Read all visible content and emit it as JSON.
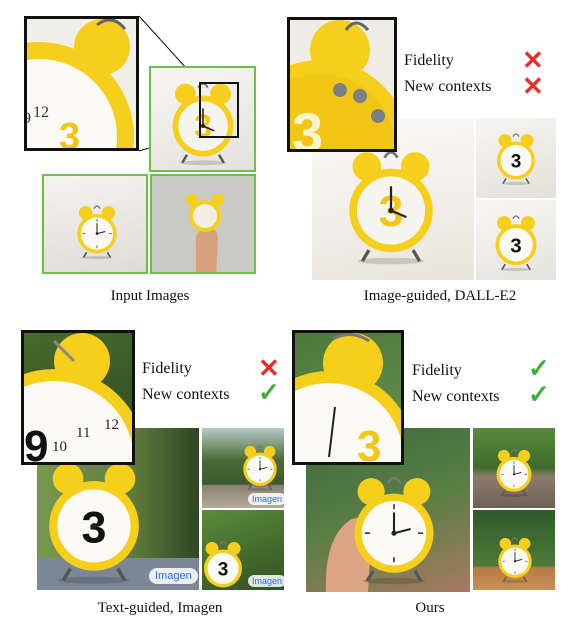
{
  "captions": {
    "input": "Input Images",
    "dalle": "Image-guided, DALL-E2",
    "imagen": "Text-guided, Imagen",
    "ours": "Ours"
  },
  "criteria": {
    "fidelity": "Fidelity",
    "new_contexts": "New contexts"
  },
  "marks": {
    "cross": "✕",
    "check": "✓",
    "cross_color": "#e8302a",
    "check_color": "#3fae3a"
  },
  "results": {
    "dalle": {
      "fidelity": "cross",
      "new_contexts": "cross"
    },
    "imagen": {
      "fidelity": "cross",
      "new_contexts": "check"
    },
    "ours": {
      "fidelity": "check",
      "new_contexts": "check"
    }
  },
  "watermark": "Imagen",
  "clock_numerals": {
    "big": "3",
    "top": "12",
    "side": "9",
    "nine_left": "9",
    "eleven": "11",
    "ten": "10",
    "twelve": "12"
  }
}
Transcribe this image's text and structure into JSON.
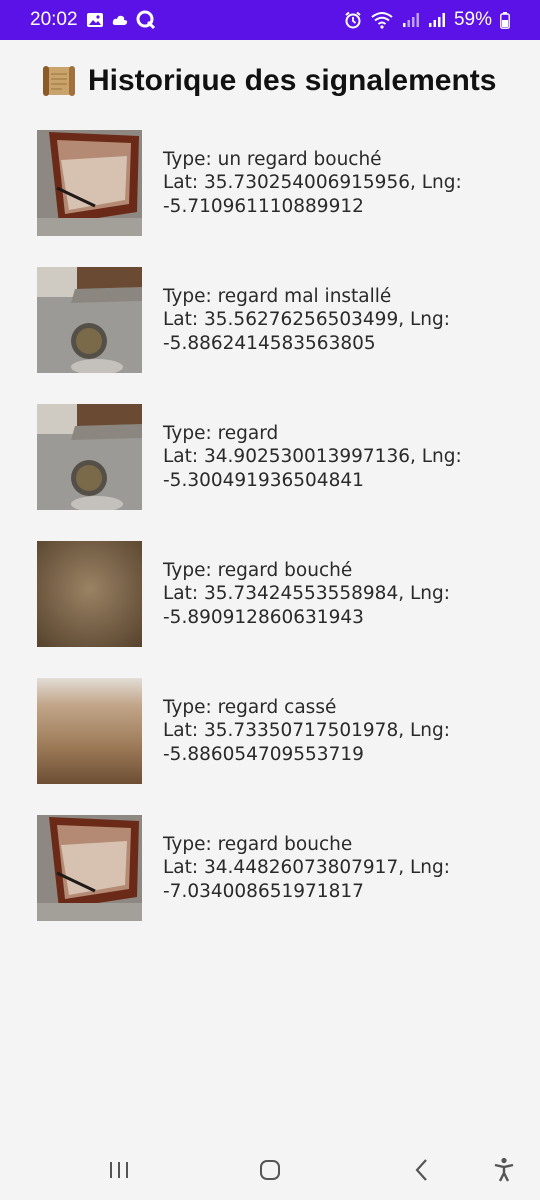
{
  "status_bar": {
    "time": "20:02",
    "battery": "59%",
    "icons": [
      "gallery-icon",
      "cloud-icon",
      "q-app-icon",
      "alarm-icon",
      "wifi-icon",
      "signal-icon",
      "signal-icon",
      "battery-icon"
    ]
  },
  "header": {
    "icon": "scroll-icon",
    "title": "Historique des signalements"
  },
  "reports": [
    {
      "type": "Type: un regard bouché",
      "coords": "Lat: 35.730254006915956, Lng:",
      "lng": "-5.710961110889912",
      "thumb": "manhole-photo"
    },
    {
      "type": "Type: regard mal installé",
      "coords": "Lat: 35.56276256503499, Lng:",
      "lng": "-5.8862414583563805",
      "thumb": "street-drain-photo"
    },
    {
      "type": "Type: regard",
      "coords": "Lat: 34.902530013997136, Lng:",
      "lng": "-5.300491936504841",
      "thumb": "street-drain-photo"
    },
    {
      "type": "Type: regard bouché",
      "coords": "Lat: 35.73424553558984, Lng:",
      "lng": "-5.890912860631943",
      "thumb": "blurry-brown-photo"
    },
    {
      "type": "Type: regard cassé",
      "coords": "Lat: 35.73350717501978, Lng:",
      "lng": "-5.886054709553719",
      "thumb": "blurry-beige-photo"
    },
    {
      "type": "Type: regard bouche",
      "coords": "Lat: 34.44826073807917, Lng:",
      "lng": "-7.034008651971817",
      "thumb": "manhole-photo"
    }
  ],
  "nav_bar": {
    "icons": [
      "recent-apps-icon",
      "home-icon",
      "back-icon",
      "accessibility-icon"
    ]
  },
  "colors": {
    "status_bar_bg": "#5b12e6",
    "background": "#f4f4f4",
    "title_text": "#111111",
    "body_text": "#2a2a2a"
  }
}
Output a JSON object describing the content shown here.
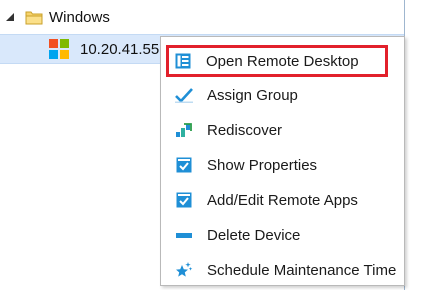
○ ○ ○ ○ ○ ○ ○
Problem:
Reproduce the entries above word for word. Pictures stay out.

Complete answer:
Read all visible content and emit it as JSON.
{
  "captions": {
    "input": "Input Images",
    "dalle": "Image-guided, DALL-E2",
    "imagen": "Text-guided, Imagen",
    "ours": "Ours"
  },
  "criteria": {
    "fidelity": "Fidelity",
    "new_contexts": "New contexts"
  },
  "marks": {
    "cross": "✕",
    "check": "✓",
    "cross_color": "#e8302a",
    "check_color": "#3fae3a"
  },
  "results": {
    "dalle": {
      "fidelity": "cross",
      "new_contexts": "cross"
    },
    "imagen": {
      "fidelity": "cross",
      "new_contexts": "check"
    },
    "ours": {
      "fidelity": "check",
      "new_contexts": "check"
    }
  },
  "watermark": "Imagen",
  "clock_numerals": {
    "big": "3",
    "top": "12",
    "side": "9",
    "nine_left": "9",
    "eleven": "11",
    "ten": "10",
    "twelve": "12"
  }
}
Transcribe this image's text and structure into JSON.
{
  "status_bar": {
    "time": "20:02",
    "battery": "59%",
    "icons": [
      "gallery-icon",
      "cloud-icon",
      "q-app-icon",
      "alarm-icon",
      "wifi-icon",
      "signal-icon",
      "signal-icon",
      "battery-icon"
    ]
  },
  "header": {
    "icon": "scroll-icon",
    "title": "Historique des signalements"
  },
  "reports": [
    {
      "type": "Type: un regard bouché",
      "coords": "Lat: 35.730254006915956, Lng:",
      "lng": "-5.710961110889912",
      "thumb": "manhole-photo"
    },
    {
      "type": "Type: regard mal installé",
      "coords": "Lat: 35.56276256503499, Lng:",
      "lng": "-5.8862414583563805",
      "thumb": "street-drain-photo"
    },
    {
      "type": "Type: regard",
      "coords": "Lat: 34.902530013997136, Lng:",
      "lng": "-5.300491936504841",
      "thumb": "street-drain-photo"
    },
    {
      "type": "Type: regard bouché",
      "coords": "Lat: 35.73424553558984, Lng:",
      "lng": "-5.890912860631943",
      "thumb": "blurry-brown-photo"
    },
    {
      "type": "Type: regard cassé",
      "coords": "Lat: 35.73350717501978, Lng:",
      "lng": "-5.886054709553719",
      "thumb": "blurry-beige-photo"
    },
    {
      "type": "Type: regard bouche",
      "coords": "Lat: 34.44826073807917, Lng:",
      "lng": "-7.034008651971817",
      "thumb": "manhole-photo"
    }
  ],
  "nav_bar": {
    "icons": [
      "recent-apps-icon",
      "home-icon",
      "back-icon",
      "accessibility-icon"
    ]
  },
  "colors": {
    "status_bar_bg": "#5b12e6",
    "background": "#f4f4f4",
    "title_text": "#111111",
    "body_text": "#2a2a2a"
  }
}
Output a JSON object describing the content shown here.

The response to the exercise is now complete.